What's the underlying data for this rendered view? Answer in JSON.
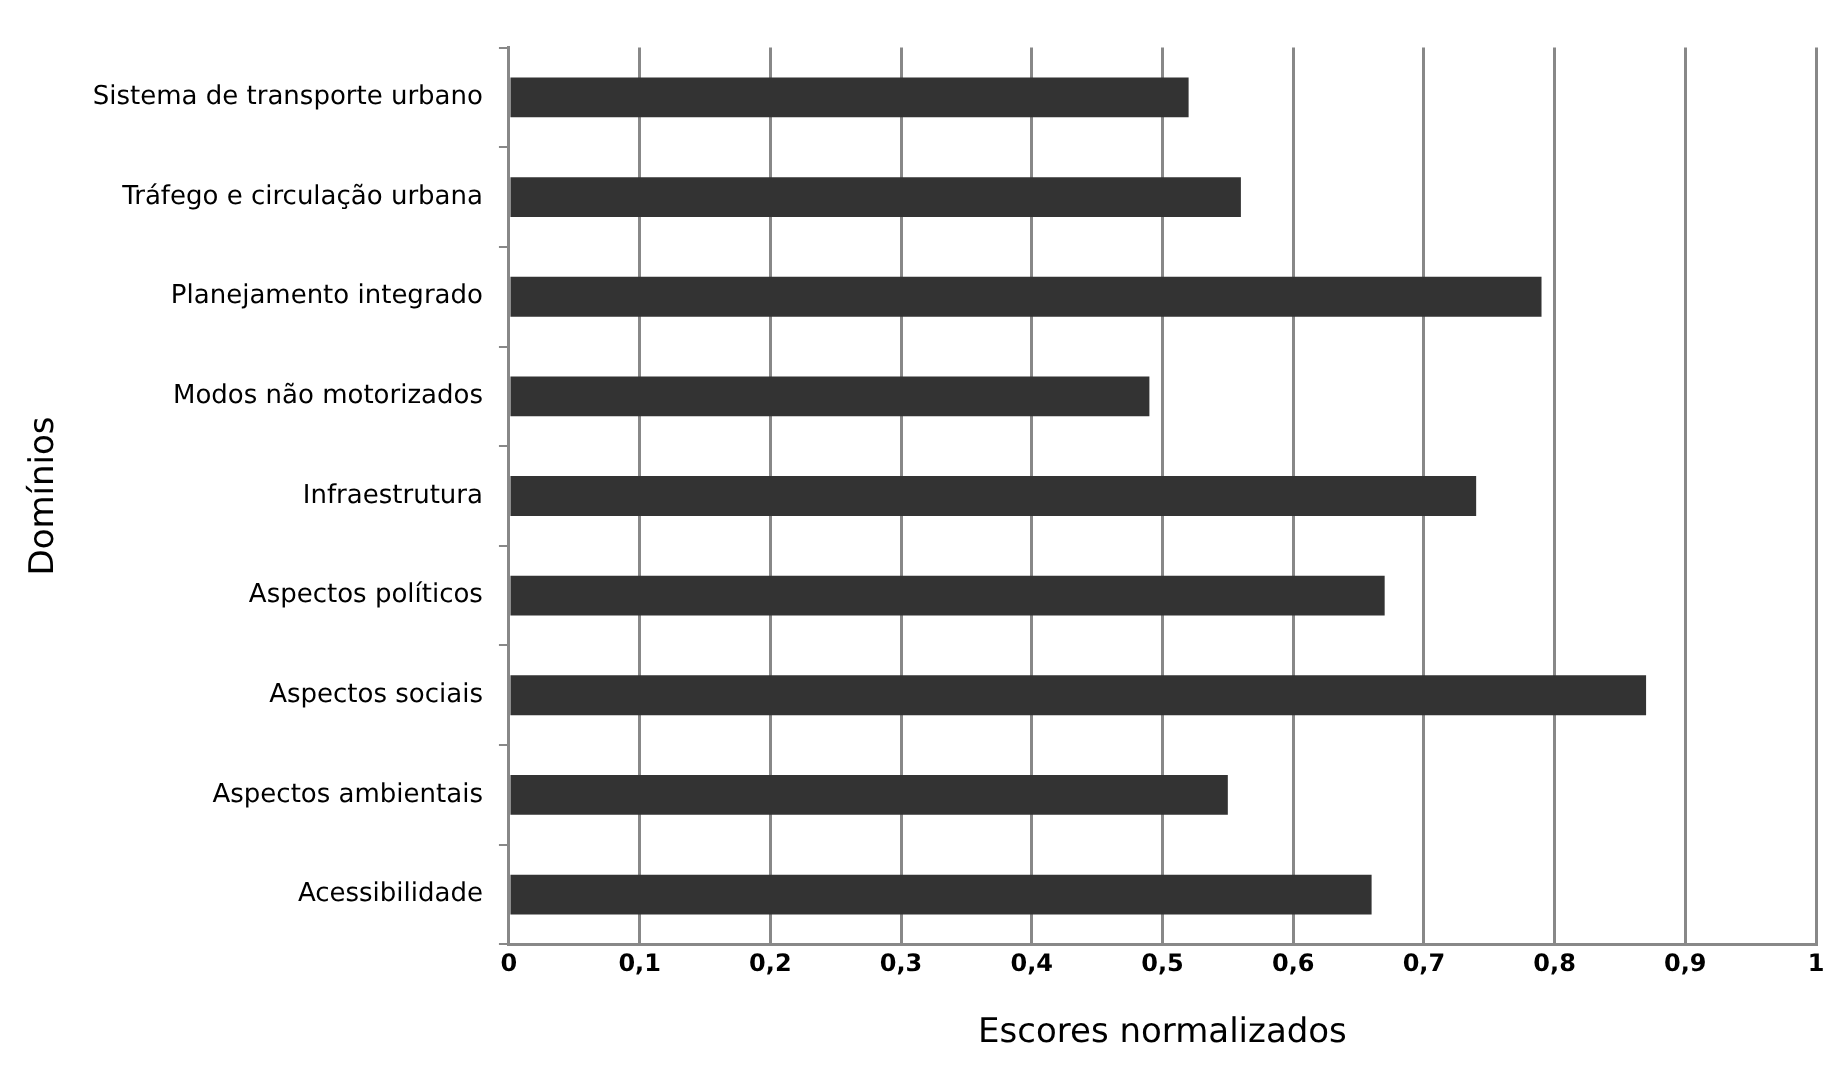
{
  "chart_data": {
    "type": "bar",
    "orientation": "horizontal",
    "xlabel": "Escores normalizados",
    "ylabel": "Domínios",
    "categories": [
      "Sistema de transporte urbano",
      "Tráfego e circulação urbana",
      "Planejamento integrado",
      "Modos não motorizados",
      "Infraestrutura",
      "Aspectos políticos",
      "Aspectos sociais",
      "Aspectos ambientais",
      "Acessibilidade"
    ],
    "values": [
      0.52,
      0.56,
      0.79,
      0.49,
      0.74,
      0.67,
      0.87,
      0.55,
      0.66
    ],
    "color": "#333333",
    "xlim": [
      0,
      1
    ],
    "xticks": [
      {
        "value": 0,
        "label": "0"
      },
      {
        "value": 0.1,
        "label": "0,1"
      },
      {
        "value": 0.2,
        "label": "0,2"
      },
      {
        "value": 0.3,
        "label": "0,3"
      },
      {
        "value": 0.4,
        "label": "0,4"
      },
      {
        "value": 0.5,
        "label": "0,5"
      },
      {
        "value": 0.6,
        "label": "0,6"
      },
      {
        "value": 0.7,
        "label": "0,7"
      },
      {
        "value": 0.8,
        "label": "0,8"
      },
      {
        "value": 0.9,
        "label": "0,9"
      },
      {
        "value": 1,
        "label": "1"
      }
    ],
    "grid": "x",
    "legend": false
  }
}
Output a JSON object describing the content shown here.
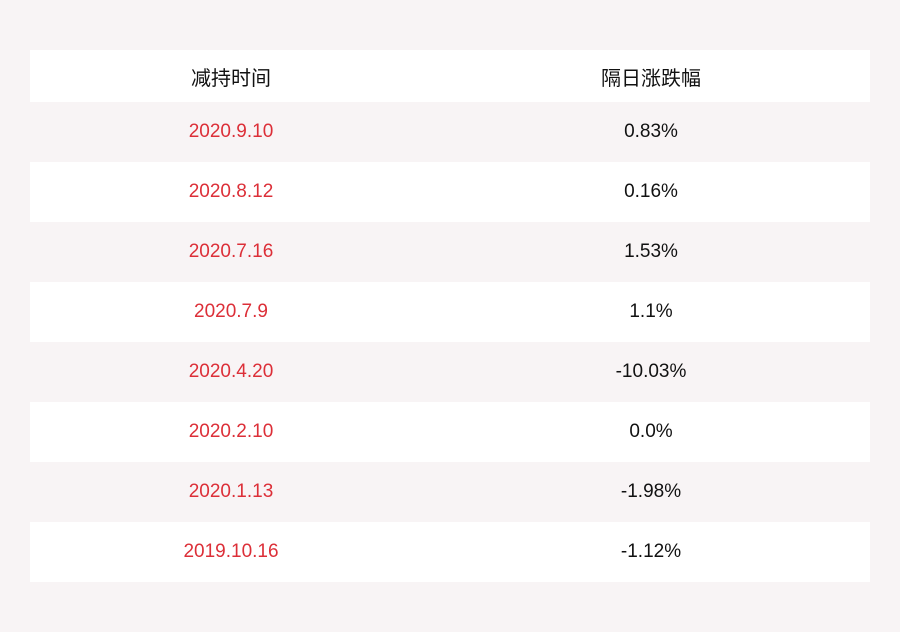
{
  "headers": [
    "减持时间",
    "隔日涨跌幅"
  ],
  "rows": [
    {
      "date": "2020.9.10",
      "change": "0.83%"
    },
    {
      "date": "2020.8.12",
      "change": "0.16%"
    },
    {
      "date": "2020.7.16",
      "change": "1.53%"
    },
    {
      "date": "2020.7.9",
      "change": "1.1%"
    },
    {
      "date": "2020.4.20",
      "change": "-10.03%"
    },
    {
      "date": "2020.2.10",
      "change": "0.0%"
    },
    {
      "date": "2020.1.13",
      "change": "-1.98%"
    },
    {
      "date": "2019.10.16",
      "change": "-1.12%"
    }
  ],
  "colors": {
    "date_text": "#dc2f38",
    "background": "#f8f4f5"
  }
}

§ Directions: Reproduce the material word for word. Any pictures should be left out of the copy.

§ Final answer:
What's the underlying data for this rendered view? Answer in JSON.
{
  "chart_data": {
    "type": "bar",
    "orientation": "horizontal",
    "xlabel": "Escores normalizados",
    "ylabel": "Domínios",
    "categories": [
      "Sistema de transporte urbano",
      "Tráfego e circulação urbana",
      "Planejamento integrado",
      "Modos não motorizados",
      "Infraestrutura",
      "Aspectos políticos",
      "Aspectos sociais",
      "Aspectos ambientais",
      "Acessibilidade"
    ],
    "values": [
      0.52,
      0.56,
      0.79,
      0.49,
      0.74,
      0.67,
      0.87,
      0.55,
      0.66
    ],
    "color": "#333333",
    "xlim": [
      0,
      1
    ],
    "xticks": [
      {
        "value": 0,
        "label": "0"
      },
      {
        "value": 0.1,
        "label": "0,1"
      },
      {
        "value": 0.2,
        "label": "0,2"
      },
      {
        "value": 0.3,
        "label": "0,3"
      },
      {
        "value": 0.4,
        "label": "0,4"
      },
      {
        "value": 0.5,
        "label": "0,5"
      },
      {
        "value": 0.6,
        "label": "0,6"
      },
      {
        "value": 0.7,
        "label": "0,7"
      },
      {
        "value": 0.8,
        "label": "0,8"
      },
      {
        "value": 0.9,
        "label": "0,9"
      },
      {
        "value": 1,
        "label": "1"
      }
    ],
    "grid": "x",
    "legend": false
  }
}
Output a JSON object describing the content shown here.
{
  "headers": [
    "减持时间",
    "隔日涨跌幅"
  ],
  "rows": [
    {
      "date": "2020.9.10",
      "change": "0.83%"
    },
    {
      "date": "2020.8.12",
      "change": "0.16%"
    },
    {
      "date": "2020.7.16",
      "change": "1.53%"
    },
    {
      "date": "2020.7.9",
      "change": "1.1%"
    },
    {
      "date": "2020.4.20",
      "change": "-10.03%"
    },
    {
      "date": "2020.2.10",
      "change": "0.0%"
    },
    {
      "date": "2020.1.13",
      "change": "-1.98%"
    },
    {
      "date": "2019.10.16",
      "change": "-1.12%"
    }
  ],
  "colors": {
    "date_text": "#dc2f38",
    "background": "#f8f4f5"
  }
}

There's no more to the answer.